--- TASK PROMPT ---
Gather each line in the entries that includes the string "this".

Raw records

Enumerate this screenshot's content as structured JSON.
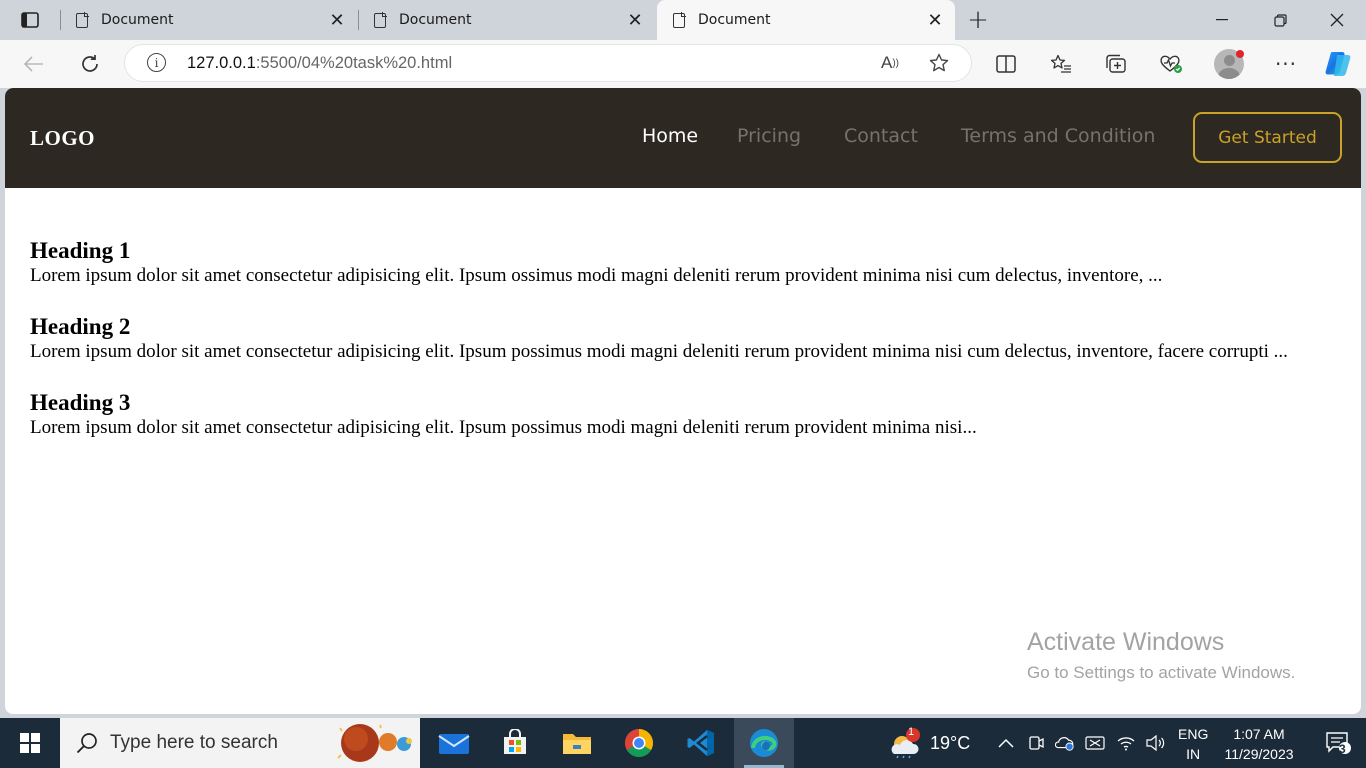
{
  "browser": {
    "tabs": [
      {
        "title": "Document",
        "active": false
      },
      {
        "title": "Document",
        "active": false
      },
      {
        "title": "Document",
        "active": true
      }
    ],
    "url_host": "127.0.0.1",
    "url_path": ":5500/04%20task%20.html",
    "profile_notification": true
  },
  "site": {
    "logo": "LOGO",
    "nav": [
      {
        "label": "Home",
        "active": true
      },
      {
        "label": "Pricing",
        "active": false
      },
      {
        "label": "Contact",
        "active": false
      },
      {
        "label": "Terms and Condition",
        "active": false
      }
    ],
    "cta_label": "Get Started",
    "accent_color": "#c9a227",
    "nav_bg": "#2d2821"
  },
  "content": {
    "sections": [
      {
        "heading": "Heading 1",
        "body": "Lorem ipsum dolor sit amet consectetur adipisicing elit. Ipsum ossimus modi magni deleniti rerum provident minima nisi cum delectus, inventore, ..."
      },
      {
        "heading": "Heading 2",
        "body": "Lorem ipsum dolor sit amet consectetur adipisicing elit. Ipsum possimus modi magni deleniti rerum provident minima nisi cum delectus, inventore, facere corrupti ..."
      },
      {
        "heading": "Heading 3",
        "body": "Lorem ipsum dolor sit amet consectetur adipisicing elit. Ipsum possimus modi magni deleniti rerum provident minima nisi..."
      }
    ]
  },
  "watermark": {
    "title": "Activate Windows",
    "subtitle": "Go to Settings to activate Windows."
  },
  "taskbar": {
    "search_placeholder": "Type here to search",
    "weather_badge": "1",
    "temperature": "19°C",
    "language_top": "ENG",
    "language_bottom": "IN",
    "time": "1:07 AM",
    "date": "11/29/2023",
    "notification_count": "3"
  }
}
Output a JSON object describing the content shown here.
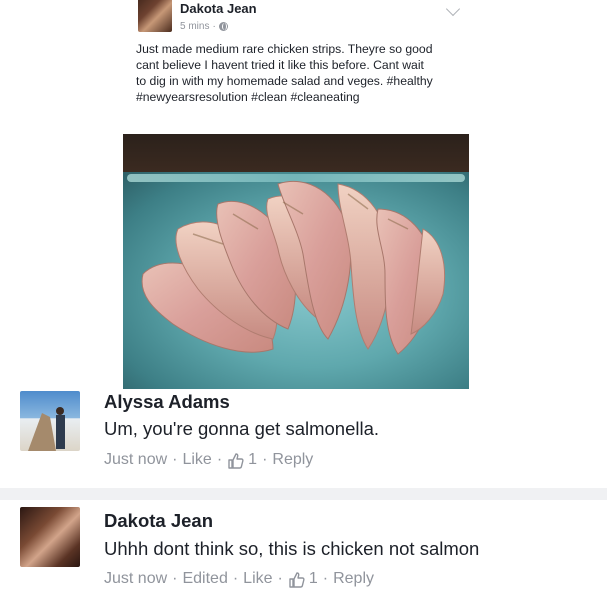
{
  "post": {
    "author": "Dakota Jean",
    "timestamp": "5 mins",
    "privacy_icon": "globe-icon",
    "menu_icon": "chevron-down-icon",
    "text": "Just made medium rare chicken strips. Theyre so good cant believe I havent tried it like this before. Cant wait to dig in with my homemade salad and veges. #healthy #newyearsresolution #clean #cleaneating"
  },
  "comments": [
    {
      "author": "Alyssa Adams",
      "text": "Um, you're gonna get salmonella.",
      "time": "Just now",
      "edited": "",
      "like_label": "Like",
      "like_icon": "thumbs-up-icon",
      "like_count": "1",
      "reply_label": "Reply"
    },
    {
      "author": "Dakota Jean",
      "text": "Uhhh dont think so, this is chicken not salmon",
      "time": "Just now",
      "edited": "Edited",
      "like_label": "Like",
      "like_icon": "thumbs-up-icon",
      "like_count": "1",
      "reply_label": "Reply"
    }
  ],
  "colors": {
    "text_primary": "#1d2129",
    "text_secondary": "#90949c",
    "divider": "#f0f1f3"
  },
  "separator": "·"
}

--- EXERCISE RESPONSE ---
Enumerate this screenshot's content as structured JSON.
    "text": "Just made medium rare chicken strips. Theyre so good cant believe I havent tried it like this before. Cant wait to dig in with my homemade salad and veges. #healthy #newyearsresolution #clean #cleaneating"
      "text": "Uhhh dont think so, this is chicken not salmon",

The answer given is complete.